_The problem_
All the entries need to be quoted exactly, apart from the pictures, which you should drop.

_Input records_
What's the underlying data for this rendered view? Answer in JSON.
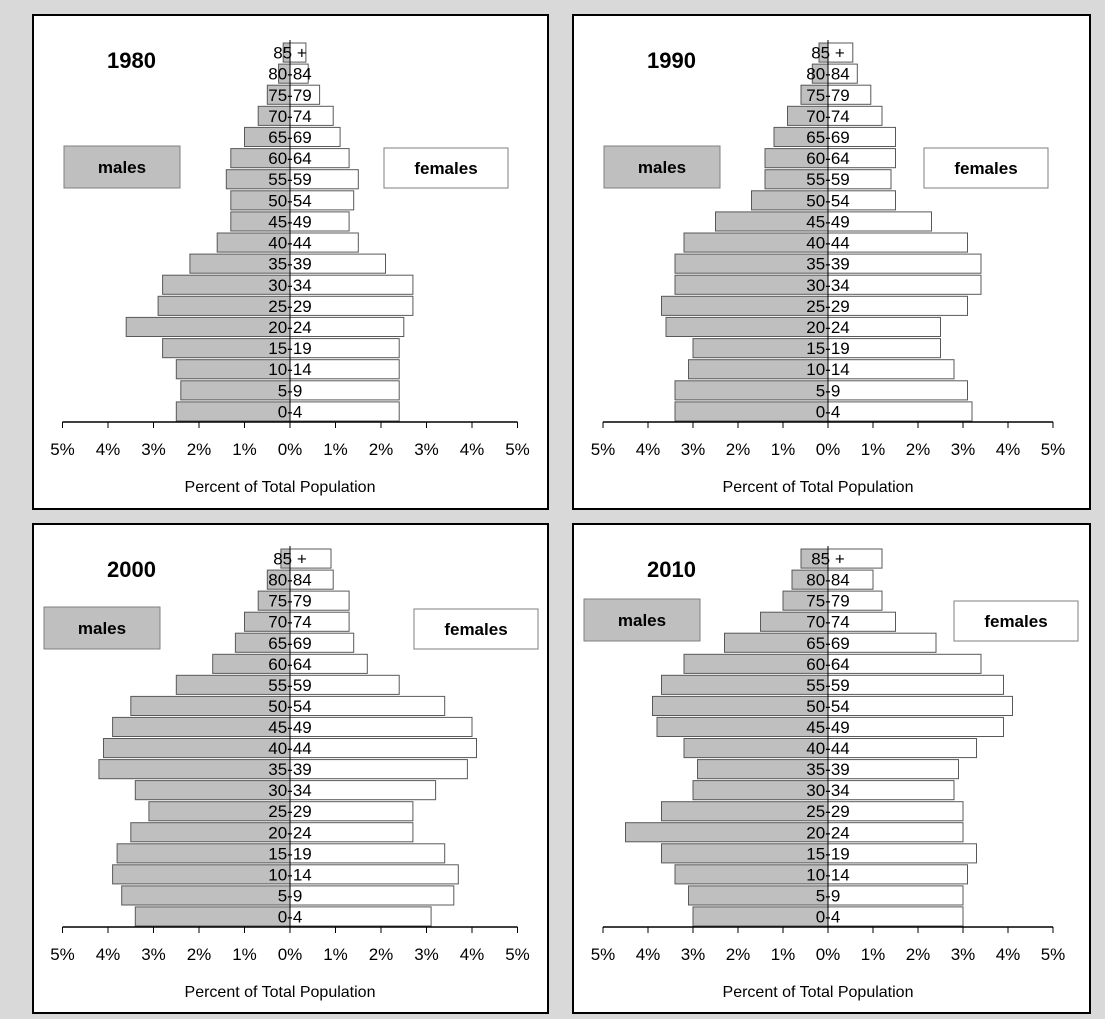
{
  "chart_data": [
    {
      "type": "bar",
      "title": "1980",
      "xlabel": "Percent of Total Population",
      "legend": {
        "left": "males",
        "right": "females"
      },
      "categories": [
        "0-4",
        "5-9",
        "10-14",
        "15-19",
        "20-24",
        "25-29",
        "30-34",
        "35-39",
        "40-44",
        "45-49",
        "50-54",
        "55-59",
        "60-64",
        "65-69",
        "70-74",
        "75-79",
        "80-84",
        "85 +"
      ],
      "series": [
        {
          "name": "males",
          "values": [
            2.5,
            2.4,
            2.5,
            2.8,
            3.6,
            2.9,
            2.8,
            2.2,
            1.6,
            1.3,
            1.3,
            1.4,
            1.3,
            1.0,
            0.7,
            0.5,
            0.25,
            0.15
          ]
        },
        {
          "name": "females",
          "values": [
            2.4,
            2.4,
            2.4,
            2.4,
            2.5,
            2.7,
            2.7,
            2.1,
            1.5,
            1.3,
            1.4,
            1.5,
            1.3,
            1.1,
            0.95,
            0.65,
            0.4,
            0.35
          ]
        }
      ],
      "xlim": [
        -5,
        5
      ],
      "tick_labels": [
        "5%",
        "4%",
        "3%",
        "2%",
        "1%",
        "0%",
        "1%",
        "2%",
        "3%",
        "4%",
        "5%"
      ]
    },
    {
      "type": "bar",
      "title": "1990",
      "xlabel": "Percent of Total Population",
      "legend": {
        "left": "males",
        "right": "females"
      },
      "categories": [
        "0-4",
        "5-9",
        "10-14",
        "15-19",
        "20-24",
        "25-29",
        "30-34",
        "35-39",
        "40-44",
        "45-49",
        "50-54",
        "55-59",
        "60-64",
        "65-69",
        "70-74",
        "75-79",
        "80-84",
        "85 +"
      ],
      "series": [
        {
          "name": "males",
          "values": [
            3.4,
            3.4,
            3.1,
            3.0,
            3.6,
            3.7,
            3.4,
            3.4,
            3.2,
            2.5,
            1.7,
            1.4,
            1.4,
            1.2,
            0.9,
            0.6,
            0.35,
            0.2
          ]
        },
        {
          "name": "females",
          "values": [
            3.2,
            3.1,
            2.8,
            2.5,
            2.5,
            3.1,
            3.4,
            3.4,
            3.1,
            2.3,
            1.5,
            1.4,
            1.5,
            1.5,
            1.2,
            0.95,
            0.65,
            0.55
          ]
        }
      ],
      "xlim": [
        -5,
        5
      ],
      "tick_labels": [
        "5%",
        "4%",
        "3%",
        "2%",
        "1%",
        "0%",
        "1%",
        "2%",
        "3%",
        "4%",
        "5%"
      ]
    },
    {
      "type": "bar",
      "title": "2000",
      "xlabel": "Percent of Total Population",
      "legend": {
        "left": "males",
        "right": "females"
      },
      "categories": [
        "0-4",
        "5-9",
        "10-14",
        "15-19",
        "20-24",
        "25-29",
        "30-34",
        "35-39",
        "40-44",
        "45-49",
        "50-54",
        "55-59",
        "60-64",
        "65-69",
        "70-74",
        "75-79",
        "80-84",
        "85 +"
      ],
      "series": [
        {
          "name": "males",
          "values": [
            3.4,
            3.7,
            3.9,
            3.8,
            3.5,
            3.1,
            3.4,
            4.2,
            4.1,
            3.9,
            3.5,
            2.5,
            1.7,
            1.2,
            1.0,
            0.7,
            0.5,
            0.2
          ]
        },
        {
          "name": "females",
          "values": [
            3.1,
            3.6,
            3.7,
            3.4,
            2.7,
            2.7,
            3.2,
            3.9,
            4.1,
            4.0,
            3.4,
            2.4,
            1.7,
            1.4,
            1.3,
            1.3,
            0.95,
            0.9
          ]
        }
      ],
      "xlim": [
        -5,
        5
      ],
      "tick_labels": [
        "5%",
        "4%",
        "3%",
        "2%",
        "1%",
        "0%",
        "1%",
        "2%",
        "3%",
        "4%",
        "5%"
      ]
    },
    {
      "type": "bar",
      "title": "2010",
      "xlabel": "Percent of Total Population",
      "legend": {
        "left": "males",
        "right": "females"
      },
      "categories": [
        "0-4",
        "5-9",
        "10-14",
        "15-19",
        "20-24",
        "25-29",
        "30-34",
        "35-39",
        "40-44",
        "45-49",
        "50-54",
        "55-59",
        "60-64",
        "65-69",
        "70-74",
        "75-79",
        "80-84",
        "85 +"
      ],
      "series": [
        {
          "name": "males",
          "values": [
            3.0,
            3.1,
            3.4,
            3.7,
            4.5,
            3.7,
            3.0,
            2.9,
            3.2,
            3.8,
            3.9,
            3.7,
            3.2,
            2.3,
            1.5,
            1.0,
            0.8,
            0.6
          ]
        },
        {
          "name": "females",
          "values": [
            3.0,
            3.0,
            3.1,
            3.3,
            3.0,
            3.0,
            2.8,
            2.9,
            3.3,
            3.9,
            4.1,
            3.9,
            3.4,
            2.4,
            1.5,
            1.2,
            1.0,
            1.2
          ]
        }
      ],
      "xlim": [
        -5,
        5
      ],
      "tick_labels": [
        "5%",
        "4%",
        "3%",
        "2%",
        "1%",
        "0%",
        "1%",
        "2%",
        "3%",
        "4%",
        "5%"
      ]
    }
  ],
  "colors": {
    "male_bar": "#bfbfbf",
    "female_bar": "#ffffff",
    "bar_stroke": "#595959",
    "axis": "#000000",
    "background": "#d9d9d9"
  }
}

_Answer to the exercise_
What's the underlying data for this rendered view? Answer in JSON.
{
  "chart_data": [
    {
      "type": "bar",
      "title": "1980",
      "xlabel": "Percent of Total Population",
      "legend": {
        "left": "males",
        "right": "females"
      },
      "categories": [
        "0-4",
        "5-9",
        "10-14",
        "15-19",
        "20-24",
        "25-29",
        "30-34",
        "35-39",
        "40-44",
        "45-49",
        "50-54",
        "55-59",
        "60-64",
        "65-69",
        "70-74",
        "75-79",
        "80-84",
        "85 +"
      ],
      "series": [
        {
          "name": "males",
          "values": [
            2.5,
            2.4,
            2.5,
            2.8,
            3.6,
            2.9,
            2.8,
            2.2,
            1.6,
            1.3,
            1.3,
            1.4,
            1.3,
            1.0,
            0.7,
            0.5,
            0.25,
            0.15
          ]
        },
        {
          "name": "females",
          "values": [
            2.4,
            2.4,
            2.4,
            2.4,
            2.5,
            2.7,
            2.7,
            2.1,
            1.5,
            1.3,
            1.4,
            1.5,
            1.3,
            1.1,
            0.95,
            0.65,
            0.4,
            0.35
          ]
        }
      ],
      "xlim": [
        -5,
        5
      ],
      "tick_labels": [
        "5%",
        "4%",
        "3%",
        "2%",
        "1%",
        "0%",
        "1%",
        "2%",
        "3%",
        "4%",
        "5%"
      ]
    },
    {
      "type": "bar",
      "title": "1990",
      "xlabel": "Percent of Total Population",
      "legend": {
        "left": "males",
        "right": "females"
      },
      "categories": [
        "0-4",
        "5-9",
        "10-14",
        "15-19",
        "20-24",
        "25-29",
        "30-34",
        "35-39",
        "40-44",
        "45-49",
        "50-54",
        "55-59",
        "60-64",
        "65-69",
        "70-74",
        "75-79",
        "80-84",
        "85 +"
      ],
      "series": [
        {
          "name": "males",
          "values": [
            3.4,
            3.4,
            3.1,
            3.0,
            3.6,
            3.7,
            3.4,
            3.4,
            3.2,
            2.5,
            1.7,
            1.4,
            1.4,
            1.2,
            0.9,
            0.6,
            0.35,
            0.2
          ]
        },
        {
          "name": "females",
          "values": [
            3.2,
            3.1,
            2.8,
            2.5,
            2.5,
            3.1,
            3.4,
            3.4,
            3.1,
            2.3,
            1.5,
            1.4,
            1.5,
            1.5,
            1.2,
            0.95,
            0.65,
            0.55
          ]
        }
      ],
      "xlim": [
        -5,
        5
      ],
      "tick_labels": [
        "5%",
        "4%",
        "3%",
        "2%",
        "1%",
        "0%",
        "1%",
        "2%",
        "3%",
        "4%",
        "5%"
      ]
    },
    {
      "type": "bar",
      "title": "2000",
      "xlabel": "Percent of Total Population",
      "legend": {
        "left": "males",
        "right": "females"
      },
      "categories": [
        "0-4",
        "5-9",
        "10-14",
        "15-19",
        "20-24",
        "25-29",
        "30-34",
        "35-39",
        "40-44",
        "45-49",
        "50-54",
        "55-59",
        "60-64",
        "65-69",
        "70-74",
        "75-79",
        "80-84",
        "85 +"
      ],
      "series": [
        {
          "name": "males",
          "values": [
            3.4,
            3.7,
            3.9,
            3.8,
            3.5,
            3.1,
            3.4,
            4.2,
            4.1,
            3.9,
            3.5,
            2.5,
            1.7,
            1.2,
            1.0,
            0.7,
            0.5,
            0.2
          ]
        },
        {
          "name": "females",
          "values": [
            3.1,
            3.6,
            3.7,
            3.4,
            2.7,
            2.7,
            3.2,
            3.9,
            4.1,
            4.0,
            3.4,
            2.4,
            1.7,
            1.4,
            1.3,
            1.3,
            0.95,
            0.9
          ]
        }
      ],
      "xlim": [
        -5,
        5
      ],
      "tick_labels": [
        "5%",
        "4%",
        "3%",
        "2%",
        "1%",
        "0%",
        "1%",
        "2%",
        "3%",
        "4%",
        "5%"
      ]
    },
    {
      "type": "bar",
      "title": "2010",
      "xlabel": "Percent of Total Population",
      "legend": {
        "left": "males",
        "right": "females"
      },
      "categories": [
        "0-4",
        "5-9",
        "10-14",
        "15-19",
        "20-24",
        "25-29",
        "30-34",
        "35-39",
        "40-44",
        "45-49",
        "50-54",
        "55-59",
        "60-64",
        "65-69",
        "70-74",
        "75-79",
        "80-84",
        "85 +"
      ],
      "series": [
        {
          "name": "males",
          "values": [
            3.0,
            3.1,
            3.4,
            3.7,
            4.5,
            3.7,
            3.0,
            2.9,
            3.2,
            3.8,
            3.9,
            3.7,
            3.2,
            2.3,
            1.5,
            1.0,
            0.8,
            0.6
          ]
        },
        {
          "name": "females",
          "values": [
            3.0,
            3.0,
            3.1,
            3.3,
            3.0,
            3.0,
            2.8,
            2.9,
            3.3,
            3.9,
            4.1,
            3.9,
            3.4,
            2.4,
            1.5,
            1.2,
            1.0,
            1.2
          ]
        }
      ],
      "xlim": [
        -5,
        5
      ],
      "tick_labels": [
        "5%",
        "4%",
        "3%",
        "2%",
        "1%",
        "0%",
        "1%",
        "2%",
        "3%",
        "4%",
        "5%"
      ]
    }
  ],
  "colors": {
    "male_bar": "#bfbfbf",
    "female_bar": "#ffffff",
    "bar_stroke": "#595959",
    "axis": "#000000",
    "background": "#d9d9d9"
  }
}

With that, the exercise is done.